_SUPPLIED ENTRIES_.
--- BEGIN ---

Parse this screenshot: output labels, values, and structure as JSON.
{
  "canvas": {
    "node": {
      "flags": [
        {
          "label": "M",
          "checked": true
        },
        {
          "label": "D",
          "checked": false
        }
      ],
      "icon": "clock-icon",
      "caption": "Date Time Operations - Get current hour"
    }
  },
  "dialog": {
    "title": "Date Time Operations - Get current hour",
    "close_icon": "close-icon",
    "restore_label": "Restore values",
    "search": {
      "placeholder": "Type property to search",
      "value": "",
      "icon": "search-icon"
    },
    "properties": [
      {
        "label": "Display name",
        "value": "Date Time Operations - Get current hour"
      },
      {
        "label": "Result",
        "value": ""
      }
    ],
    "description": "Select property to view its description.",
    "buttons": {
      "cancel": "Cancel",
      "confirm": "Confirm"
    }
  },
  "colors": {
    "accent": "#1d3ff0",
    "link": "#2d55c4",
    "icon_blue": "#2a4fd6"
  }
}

--- END ---

_DIRECTIONS FOR THIS TASK_. Quote the entire listing above exactly.

_REPLY TO THE EXERCISE_.
Parse this screenshot: output labels, values, and structure as JSON.
{
  "canvas": {
    "node": {
      "flags": [
        {
          "label": "M",
          "checked": true
        },
        {
          "label": "D",
          "checked": false
        }
      ],
      "icon": "clock-icon",
      "caption": "Date Time Operations - Get current hour"
    }
  },
  "dialog": {
    "title": "Date Time Operations - Get current hour",
    "close_icon": "close-icon",
    "restore_label": "Restore values",
    "search": {
      "placeholder": "Type property to search",
      "value": "",
      "icon": "search-icon"
    },
    "properties": [
      {
        "label": "Display name",
        "value": "Date Time Operations - Get current hour"
      },
      {
        "label": "Result",
        "value": ""
      }
    ],
    "description": "Select property to view its description.",
    "buttons": {
      "cancel": "Cancel",
      "confirm": "Confirm"
    }
  },
  "colors": {
    "accent": "#1d3ff0",
    "link": "#2d55c4",
    "icon_blue": "#2a4fd6"
  }
}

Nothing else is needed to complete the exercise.